── Material provided

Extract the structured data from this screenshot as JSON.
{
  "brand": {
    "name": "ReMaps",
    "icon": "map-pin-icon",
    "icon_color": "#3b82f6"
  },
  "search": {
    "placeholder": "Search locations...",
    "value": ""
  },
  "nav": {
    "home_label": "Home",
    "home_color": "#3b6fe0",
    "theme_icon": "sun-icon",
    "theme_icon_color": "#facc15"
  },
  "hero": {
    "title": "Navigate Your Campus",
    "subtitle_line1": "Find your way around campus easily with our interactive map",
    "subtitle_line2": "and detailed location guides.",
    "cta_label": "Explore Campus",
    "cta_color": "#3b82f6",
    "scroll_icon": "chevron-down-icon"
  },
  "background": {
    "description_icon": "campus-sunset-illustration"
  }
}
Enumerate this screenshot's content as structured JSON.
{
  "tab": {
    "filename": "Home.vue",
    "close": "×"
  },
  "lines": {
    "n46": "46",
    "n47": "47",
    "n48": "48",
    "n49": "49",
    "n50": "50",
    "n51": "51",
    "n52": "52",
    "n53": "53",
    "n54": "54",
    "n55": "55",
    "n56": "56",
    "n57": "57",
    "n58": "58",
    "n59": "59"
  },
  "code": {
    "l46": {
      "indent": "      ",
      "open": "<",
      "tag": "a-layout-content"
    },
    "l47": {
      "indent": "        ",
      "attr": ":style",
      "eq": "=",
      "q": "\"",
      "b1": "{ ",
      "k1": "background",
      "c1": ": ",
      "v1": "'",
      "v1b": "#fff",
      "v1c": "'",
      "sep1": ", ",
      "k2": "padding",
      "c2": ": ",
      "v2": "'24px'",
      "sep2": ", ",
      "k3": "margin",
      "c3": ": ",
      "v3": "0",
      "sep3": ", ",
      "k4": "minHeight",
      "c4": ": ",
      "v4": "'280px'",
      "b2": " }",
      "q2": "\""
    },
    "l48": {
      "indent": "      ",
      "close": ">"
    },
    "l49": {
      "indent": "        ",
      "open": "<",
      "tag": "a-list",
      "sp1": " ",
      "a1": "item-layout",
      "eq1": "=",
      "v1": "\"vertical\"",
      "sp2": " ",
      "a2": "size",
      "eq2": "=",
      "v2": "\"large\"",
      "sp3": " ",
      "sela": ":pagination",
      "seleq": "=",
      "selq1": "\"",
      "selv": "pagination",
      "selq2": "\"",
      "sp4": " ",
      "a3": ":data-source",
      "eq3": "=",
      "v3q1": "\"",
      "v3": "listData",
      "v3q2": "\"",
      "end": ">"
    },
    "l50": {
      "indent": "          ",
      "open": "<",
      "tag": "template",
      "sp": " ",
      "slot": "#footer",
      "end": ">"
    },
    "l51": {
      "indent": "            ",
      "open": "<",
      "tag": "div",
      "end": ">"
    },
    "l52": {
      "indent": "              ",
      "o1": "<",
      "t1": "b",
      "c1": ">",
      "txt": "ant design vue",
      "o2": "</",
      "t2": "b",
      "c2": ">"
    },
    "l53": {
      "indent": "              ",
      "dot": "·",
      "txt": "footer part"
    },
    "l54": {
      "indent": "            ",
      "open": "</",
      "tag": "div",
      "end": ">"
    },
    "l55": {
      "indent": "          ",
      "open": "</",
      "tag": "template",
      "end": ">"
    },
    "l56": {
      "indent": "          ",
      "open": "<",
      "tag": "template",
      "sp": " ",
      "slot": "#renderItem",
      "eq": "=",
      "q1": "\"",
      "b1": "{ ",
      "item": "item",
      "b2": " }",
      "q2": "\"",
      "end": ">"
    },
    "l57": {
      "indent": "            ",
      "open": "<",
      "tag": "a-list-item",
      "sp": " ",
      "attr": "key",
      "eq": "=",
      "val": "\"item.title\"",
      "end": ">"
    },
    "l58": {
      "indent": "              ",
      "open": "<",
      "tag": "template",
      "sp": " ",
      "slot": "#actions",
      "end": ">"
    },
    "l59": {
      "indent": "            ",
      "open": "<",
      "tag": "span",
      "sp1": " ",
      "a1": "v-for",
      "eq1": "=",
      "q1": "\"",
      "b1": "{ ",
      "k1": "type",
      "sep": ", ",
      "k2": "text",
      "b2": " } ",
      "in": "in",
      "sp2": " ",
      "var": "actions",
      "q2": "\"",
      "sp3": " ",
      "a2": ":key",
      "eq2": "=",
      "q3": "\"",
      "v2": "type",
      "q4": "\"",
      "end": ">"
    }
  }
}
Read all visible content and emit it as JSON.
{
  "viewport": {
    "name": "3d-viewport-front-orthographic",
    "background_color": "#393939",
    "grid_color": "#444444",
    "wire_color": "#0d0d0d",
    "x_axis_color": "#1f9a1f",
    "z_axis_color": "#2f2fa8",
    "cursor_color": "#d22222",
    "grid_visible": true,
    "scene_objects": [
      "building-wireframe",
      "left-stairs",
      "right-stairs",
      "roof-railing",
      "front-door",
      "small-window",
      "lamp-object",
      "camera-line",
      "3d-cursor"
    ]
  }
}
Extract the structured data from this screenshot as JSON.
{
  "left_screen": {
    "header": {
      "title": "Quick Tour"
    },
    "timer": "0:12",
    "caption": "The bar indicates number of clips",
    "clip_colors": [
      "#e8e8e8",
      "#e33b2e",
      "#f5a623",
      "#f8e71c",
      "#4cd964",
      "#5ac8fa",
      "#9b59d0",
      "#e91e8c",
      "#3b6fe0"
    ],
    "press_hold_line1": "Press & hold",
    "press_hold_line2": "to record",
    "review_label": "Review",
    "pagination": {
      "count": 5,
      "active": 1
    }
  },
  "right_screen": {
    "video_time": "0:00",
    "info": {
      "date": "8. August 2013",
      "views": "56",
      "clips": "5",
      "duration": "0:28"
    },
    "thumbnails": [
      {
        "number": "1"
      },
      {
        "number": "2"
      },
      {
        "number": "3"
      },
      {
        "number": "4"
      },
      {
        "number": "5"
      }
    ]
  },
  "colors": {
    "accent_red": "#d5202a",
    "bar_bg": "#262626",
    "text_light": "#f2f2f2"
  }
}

────

■ **Exercise brief**:
From the listing above, reproduce all the lines exactly.

■ **Result for this task**:
Extract the structured data from this screenshot as JSON.
{
  "brand": {
    "name": "ReMaps",
    "icon": "map-pin-icon",
    "icon_color": "#3b82f6"
  },
  "search": {
    "placeholder": "Search locations...",
    "value": ""
  },
  "nav": {
    "home_label": "Home",
    "home_color": "#3b6fe0",
    "theme_icon": "sun-icon",
    "theme_icon_color": "#facc15"
  },
  "hero": {
    "title": "Navigate Your Campus",
    "subtitle_line1": "Find your way around campus easily with our interactive map",
    "subtitle_line2": "and detailed location guides.",
    "cta_label": "Explore Campus",
    "cta_color": "#3b82f6",
    "scroll_icon": "chevron-down-icon"
  },
  "background": {
    "description_icon": "campus-sunset-illustration"
  }
}
Enumerate this screenshot's content as structured JSON.
{
  "tab": {
    "filename": "Home.vue",
    "close": "×"
  },
  "lines": {
    "n46": "46",
    "n47": "47",
    "n48": "48",
    "n49": "49",
    "n50": "50",
    "n51": "51",
    "n52": "52",
    "n53": "53",
    "n54": "54",
    "n55": "55",
    "n56": "56",
    "n57": "57",
    "n58": "58",
    "n59": "59"
  },
  "code": {
    "l46": {
      "indent": "      ",
      "open": "<",
      "tag": "a-layout-content"
    },
    "l47": {
      "indent": "        ",
      "attr": ":style",
      "eq": "=",
      "q": "\"",
      "b1": "{ ",
      "k1": "background",
      "c1": ": ",
      "v1": "'",
      "v1b": "#fff",
      "v1c": "'",
      "sep1": ", ",
      "k2": "padding",
      "c2": ": ",
      "v2": "'24px'",
      "sep2": ", ",
      "k3": "margin",
      "c3": ": ",
      "v3": "0",
      "sep3": ", ",
      "k4": "minHeight",
      "c4": ": ",
      "v4": "'280px'",
      "b2": " }",
      "q2": "\""
    },
    "l48": {
      "indent": "      ",
      "close": ">"
    },
    "l49": {
      "indent": "        ",
      "open": "<",
      "tag": "a-list",
      "sp1": " ",
      "a1": "item-layout",
      "eq1": "=",
      "v1": "\"vertical\"",
      "sp2": " ",
      "a2": "size",
      "eq2": "=",
      "v2": "\"large\"",
      "sp3": " ",
      "sela": ":pagination",
      "seleq": "=",
      "selq1": "\"",
      "selv": "pagination",
      "selq2": "\"",
      "sp4": " ",
      "a3": ":data-source",
      "eq3": "=",
      "v3q1": "\"",
      "v3": "listData",
      "v3q2": "\"",
      "end": ">"
    },
    "l50": {
      "indent": "          ",
      "open": "<",
      "tag": "template",
      "sp": " ",
      "slot": "#footer",
      "end": ">"
    },
    "l51": {
      "indent": "            ",
      "open": "<",
      "tag": "div",
      "end": ">"
    },
    "l52": {
      "indent": "              ",
      "o1": "<",
      "t1": "b",
      "c1": ">",
      "txt": "ant design vue",
      "o2": "</",
      "t2": "b",
      "c2": ">"
    },
    "l53": {
      "indent": "              ",
      "dot": "·",
      "txt": "footer part"
    },
    "l54": {
      "indent": "            ",
      "open": "</",
      "tag": "div",
      "end": ">"
    },
    "l55": {
      "indent": "          ",
      "open": "</",
      "tag": "template",
      "end": ">"
    },
    "l56": {
      "indent": "          ",
      "open": "<",
      "tag": "template",
      "sp": " ",
      "slot": "#renderItem",
      "eq": "=",
      "q1": "\"",
      "b1": "{ ",
      "item": "item",
      "b2": " }",
      "q2": "\"",
      "end": ">"
    },
    "l57": {
      "indent": "            ",
      "open": "<",
      "tag": "a-list-item",
      "sp": " ",
      "attr": "key",
      "eq": "=",
      "val": "\"item.title\"",
      "end": ">"
    },
    "l58": {
      "indent": "              ",
      "open": "<",
      "tag": "template",
      "sp": " ",
      "slot": "#actions",
      "end": ">"
    },
    "l59": {
      "indent": "            ",
      "open": "<",
      "tag": "span",
      "sp1": " ",
      "a1": "v-for",
      "eq1": "=",
      "q1": "\"",
      "b1": "{ ",
      "k1": "type",
      "sep": ", ",
      "k2": "text",
      "b2": " } ",
      "in": "in",
      "sp2": " ",
      "var": "actions",
      "q2": "\"",
      "sp3": " ",
      "a2": ":key",
      "eq2": "=",
      "q3": "\"",
      "v2": "type",
      "q4": "\"",
      "end": ">"
    }
  }
}
Read all visible content and emit it as JSON.
{
  "viewport": {
    "name": "3d-viewport-front-orthographic",
    "background_color": "#393939",
    "grid_color": "#444444",
    "wire_color": "#0d0d0d",
    "x_axis_color": "#1f9a1f",
    "z_axis_color": "#2f2fa8",
    "cursor_color": "#d22222",
    "grid_visible": true,
    "scene_objects": [
      "building-wireframe",
      "left-stairs",
      "right-stairs",
      "roof-railing",
      "front-door",
      "small-window",
      "lamp-object",
      "camera-line",
      "3d-cursor"
    ]
  }
}
Extract the structured data from this screenshot as JSON.
{
  "left_screen": {
    "header": {
      "title": "Quick Tour"
    },
    "timer": "0:12",
    "caption": "The bar indicates number of clips",
    "clip_colors": [
      "#e8e8e8",
      "#e33b2e",
      "#f5a623",
      "#f8e71c",
      "#4cd964",
      "#5ac8fa",
      "#9b59d0",
      "#e91e8c",
      "#3b6fe0"
    ],
    "press_hold_line1": "Press & hold",
    "press_hold_line2": "to record",
    "review_label": "Review",
    "pagination": {
      "count": 5,
      "active": 1
    }
  },
  "right_screen": {
    "video_time": "0:00",
    "info": {
      "date": "8. August 2013",
      "views": "56",
      "clips": "5",
      "duration": "0:28"
    },
    "thumbnails": [
      {
        "number": "1"
      },
      {
        "number": "2"
      },
      {
        "number": "3"
      },
      {
        "number": "4"
      },
      {
        "number": "5"
      }
    ]
  },
  "colors": {
    "accent_red": "#d5202a",
    "bar_bg": "#262626",
    "text_light": "#f2f2f2"
  }
}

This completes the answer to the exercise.